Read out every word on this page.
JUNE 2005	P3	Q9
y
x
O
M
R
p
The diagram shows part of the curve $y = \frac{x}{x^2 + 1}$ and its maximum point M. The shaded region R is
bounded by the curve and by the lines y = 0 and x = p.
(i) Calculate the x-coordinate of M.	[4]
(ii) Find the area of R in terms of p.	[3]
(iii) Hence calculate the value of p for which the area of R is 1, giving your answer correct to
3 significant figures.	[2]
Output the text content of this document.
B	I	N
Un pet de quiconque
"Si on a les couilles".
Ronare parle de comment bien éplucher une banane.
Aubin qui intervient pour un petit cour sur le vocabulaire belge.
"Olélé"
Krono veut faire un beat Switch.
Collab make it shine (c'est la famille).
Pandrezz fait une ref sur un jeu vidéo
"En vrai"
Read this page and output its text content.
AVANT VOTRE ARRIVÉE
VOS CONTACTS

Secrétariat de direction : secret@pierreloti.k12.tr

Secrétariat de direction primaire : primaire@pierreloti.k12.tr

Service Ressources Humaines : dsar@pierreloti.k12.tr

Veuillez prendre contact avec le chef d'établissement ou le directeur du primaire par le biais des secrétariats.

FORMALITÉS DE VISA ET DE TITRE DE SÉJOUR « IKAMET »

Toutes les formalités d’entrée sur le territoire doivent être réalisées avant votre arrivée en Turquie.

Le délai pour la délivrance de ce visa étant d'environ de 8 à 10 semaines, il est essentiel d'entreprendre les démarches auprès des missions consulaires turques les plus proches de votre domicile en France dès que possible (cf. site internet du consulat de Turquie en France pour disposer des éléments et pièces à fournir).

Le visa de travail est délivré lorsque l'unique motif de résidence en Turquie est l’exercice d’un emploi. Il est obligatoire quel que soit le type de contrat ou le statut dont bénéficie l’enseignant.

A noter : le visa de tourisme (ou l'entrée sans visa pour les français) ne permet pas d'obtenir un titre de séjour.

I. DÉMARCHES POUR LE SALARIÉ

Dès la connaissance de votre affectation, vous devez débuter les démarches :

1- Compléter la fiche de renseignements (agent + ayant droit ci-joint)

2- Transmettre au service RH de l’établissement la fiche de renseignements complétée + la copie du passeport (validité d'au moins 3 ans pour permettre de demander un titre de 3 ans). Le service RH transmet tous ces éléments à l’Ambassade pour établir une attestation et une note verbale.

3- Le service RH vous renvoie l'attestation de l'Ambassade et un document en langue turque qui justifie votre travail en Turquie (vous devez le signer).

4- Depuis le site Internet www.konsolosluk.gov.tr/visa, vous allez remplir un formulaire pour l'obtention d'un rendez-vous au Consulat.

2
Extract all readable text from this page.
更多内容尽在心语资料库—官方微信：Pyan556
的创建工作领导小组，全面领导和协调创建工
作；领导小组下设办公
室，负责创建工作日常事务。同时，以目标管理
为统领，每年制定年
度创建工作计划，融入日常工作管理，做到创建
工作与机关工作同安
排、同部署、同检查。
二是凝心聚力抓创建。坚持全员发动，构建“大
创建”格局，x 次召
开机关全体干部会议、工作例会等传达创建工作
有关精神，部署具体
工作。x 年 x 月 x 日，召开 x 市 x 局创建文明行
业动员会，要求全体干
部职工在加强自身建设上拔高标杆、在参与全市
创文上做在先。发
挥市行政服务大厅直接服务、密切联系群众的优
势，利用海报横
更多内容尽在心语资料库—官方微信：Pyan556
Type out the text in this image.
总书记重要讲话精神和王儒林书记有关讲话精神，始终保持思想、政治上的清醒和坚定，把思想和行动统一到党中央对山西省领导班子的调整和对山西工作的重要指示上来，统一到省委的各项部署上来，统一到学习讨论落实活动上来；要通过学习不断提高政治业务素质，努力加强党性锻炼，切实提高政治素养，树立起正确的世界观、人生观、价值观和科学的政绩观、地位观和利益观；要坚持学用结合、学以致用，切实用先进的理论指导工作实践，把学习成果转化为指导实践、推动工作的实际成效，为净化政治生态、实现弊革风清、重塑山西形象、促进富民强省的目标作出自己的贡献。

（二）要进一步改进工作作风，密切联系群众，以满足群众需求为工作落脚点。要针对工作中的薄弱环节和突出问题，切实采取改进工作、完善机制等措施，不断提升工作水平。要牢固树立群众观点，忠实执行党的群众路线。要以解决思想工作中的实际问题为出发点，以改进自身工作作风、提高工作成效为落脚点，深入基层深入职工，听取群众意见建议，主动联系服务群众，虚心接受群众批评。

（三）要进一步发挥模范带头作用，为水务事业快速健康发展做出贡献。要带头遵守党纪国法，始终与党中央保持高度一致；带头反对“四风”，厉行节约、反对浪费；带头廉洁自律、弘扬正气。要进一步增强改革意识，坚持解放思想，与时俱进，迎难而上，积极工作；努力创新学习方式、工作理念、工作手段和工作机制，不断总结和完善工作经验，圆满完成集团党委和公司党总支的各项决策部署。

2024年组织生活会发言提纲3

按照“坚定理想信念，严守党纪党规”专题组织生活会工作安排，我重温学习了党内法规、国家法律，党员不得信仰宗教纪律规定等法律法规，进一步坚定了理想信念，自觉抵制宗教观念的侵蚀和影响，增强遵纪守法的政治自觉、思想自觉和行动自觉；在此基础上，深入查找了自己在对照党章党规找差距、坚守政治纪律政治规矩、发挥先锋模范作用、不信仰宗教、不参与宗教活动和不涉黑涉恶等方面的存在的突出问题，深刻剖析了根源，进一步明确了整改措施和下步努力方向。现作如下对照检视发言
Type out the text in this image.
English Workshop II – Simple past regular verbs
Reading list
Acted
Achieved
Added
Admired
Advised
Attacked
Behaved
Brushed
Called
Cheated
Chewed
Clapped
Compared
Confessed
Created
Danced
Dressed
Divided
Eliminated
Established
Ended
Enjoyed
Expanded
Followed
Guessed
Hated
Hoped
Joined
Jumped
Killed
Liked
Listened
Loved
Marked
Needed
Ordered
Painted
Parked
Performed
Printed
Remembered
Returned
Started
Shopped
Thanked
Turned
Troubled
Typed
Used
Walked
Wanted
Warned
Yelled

▬▬▬

Task description -> Copy out each record, keeping every word as it is.

Task output ->
Read out every word on this page.
JUNE 2005	P3	Q9
y
x
O
M
R
p
The diagram shows part of the curve $y = \frac{x}{x^2 + 1}$ and its maximum point M. The shaded region R is
bounded by the curve and by the lines y = 0 and x = p.
(i) Calculate the x-coordinate of M.	[4]
(ii) Find the area of R in terms of p.	[3]
(iii) Hence calculate the value of p for which the area of R is 1, giving your answer correct to
3 significant figures.	[2]
Output the text content of this document.
B	I	N
Un pet de quiconque
"Si on a les couilles".
Ronare parle de comment bien éplucher une banane.
Aubin qui intervient pour un petit cour sur le vocabulaire belge.
"Olélé"
Krono veut faire un beat Switch.
Collab make it shine (c'est la famille).
Pandrezz fait une ref sur un jeu vidéo
"En vrai"
Read this page and output its text content.
AVANT VOTRE ARRIVÉE
VOS CONTACTS

Secrétariat de direction : secret@pierreloti.k12.tr

Secrétariat de direction primaire : primaire@pierreloti.k12.tr

Service Ressources Humaines : dsar@pierreloti.k12.tr

Veuillez prendre contact avec le chef d'établissement ou le directeur du primaire par le biais des secrétariats.

FORMALITÉS DE VISA ET DE TITRE DE SÉJOUR « IKAMET »

Toutes les formalités d’entrée sur le territoire doivent être réalisées avant votre arrivée en Turquie.

Le délai pour la délivrance de ce visa étant d'environ de 8 à 10 semaines, il est essentiel d'entreprendre les démarches auprès des missions consulaires turques les plus proches de votre domicile en France dès que possible (cf. site internet du consulat de Turquie en France pour disposer des éléments et pièces à fournir).

Le visa de travail est délivré lorsque l'unique motif de résidence en Turquie est l’exercice d’un emploi. Il est obligatoire quel que soit le type de contrat ou le statut dont bénéficie l’enseignant.

A noter : le visa de tourisme (ou l'entrée sans visa pour les français) ne permet pas d'obtenir un titre de séjour.

I. DÉMARCHES POUR LE SALARIÉ

Dès la connaissance de votre affectation, vous devez débuter les démarches :

1- Compléter la fiche de renseignements (agent + ayant droit ci-joint)

2- Transmettre au service RH de l’établissement la fiche de renseignements complétée + la copie du passeport (validité d'au moins 3 ans pour permettre de demander un titre de 3 ans). Le service RH transmet tous ces éléments à l’Ambassade pour établir une attestation et une note verbale.

3- Le service RH vous renvoie l'attestation de l'Ambassade et un document en langue turque qui justifie votre travail en Turquie (vous devez le signer).

4- Depuis le site Internet www.konsolosluk.gov.tr/visa, vous allez remplir un formulaire pour l'obtention d'un rendez-vous au Consulat.

2
Extract all readable text from this page.
更多内容尽在心语资料库—官方微信：Pyan556
的创建工作领导小组，全面领导和协调创建工
作；领导小组下设办公
室，负责创建工作日常事务。同时，以目标管理
为统领，每年制定年
度创建工作计划，融入日常工作管理，做到创建
工作与机关工作同安
排、同部署、同检查。
二是凝心聚力抓创建。坚持全员发动，构建“大
创建”格局，x 次召
开机关全体干部会议、工作例会等传达创建工作
有关精神，部署具体
工作。x 年 x 月 x 日，召开 x 市 x 局创建文明行
业动员会，要求全体干
部职工在加强自身建设上拔高标杆、在参与全市
创文上做在先。发
挥市行政服务大厅直接服务、密切联系群众的优
势，利用海报横
更多内容尽在心语资料库—官方微信：Pyan556
Type out the text in this image.
总书记重要讲话精神和王儒林书记有关讲话精神，始终保持思想、政治上的清醒和坚定，把思想和行动统一到党中央对山西省领导班子的调整和对山西工作的重要指示上来，统一到省委的各项部署上来，统一到学习讨论落实活动上来；要通过学习不断提高政治业务素质，努力加强党性锻炼，切实提高政治素养，树立起正确的世界观、人生观、价值观和科学的政绩观、地位观和利益观；要坚持学用结合、学以致用，切实用先进的理论指导工作实践，把学习成果转化为指导实践、推动工作的实际成效，为净化政治生态、实现弊革风清、重塑山西形象、促进富民强省的目标作出自己的贡献。

（二）要进一步改进工作作风，密切联系群众，以满足群众需求为工作落脚点。要针对工作中的薄弱环节和突出问题，切实采取改进工作、完善机制等措施，不断提升工作水平。要牢固树立群众观点，忠实执行党的群众路线。要以解决思想工作中的实际问题为出发点，以改进自身工作作风、提高工作成效为落脚点，深入基层深入职工，听取群众意见建议，主动联系服务群众，虚心接受群众批评。

（三）要进一步发挥模范带头作用，为水务事业快速健康发展做出贡献。要带头遵守党纪国法，始终与党中央保持高度一致；带头反对“四风”，厉行节约、反对浪费；带头廉洁自律、弘扬正气。要进一步增强改革意识，坚持解放思想，与时俱进，迎难而上，积极工作；努力创新学习方式、工作理念、工作手段和工作机制，不断总结和完善工作经验，圆满完成集团党委和公司党总支的各项决策部署。

2024年组织生活会发言提纲3

按照“坚定理想信念，严守党纪党规”专题组织生活会工作安排，我重温学习了党内法规、国家法律，党员不得信仰宗教纪律规定等法律法规，进一步坚定了理想信念，自觉抵制宗教观念的侵蚀和影响，增强遵纪守法的政治自觉、思想自觉和行动自觉；在此基础上，深入查找了自己在对照党章党规找差距、坚守政治纪律政治规矩、发挥先锋模范作用、不信仰宗教、不参与宗教活动和不涉黑涉恶等方面的存在的突出问题，深刻剖析了根源，进一步明确了整改措施和下步努力方向。现作如下对照检视发言
Type out the text in this image.
English Workshop II – Simple past regular verbs
Reading list
Acted
Achieved
Added
Admired
Advised
Attacked
Behaved
Brushed
Called
Cheated
Chewed
Clapped
Compared
Confessed
Created
Danced
Dressed
Divided
Eliminated
Established
Ended
Enjoyed
Expanded
Followed
Guessed
Hated
Hoped
Joined
Jumped
Killed
Liked
Listened
Loved
Marked
Needed
Ordered
Painted
Parked
Performed
Printed
Remembered
Returned
Started
Shopped
Thanked
Turned
Troubled
Typed
Used
Walked
Wanted
Warned
Yelled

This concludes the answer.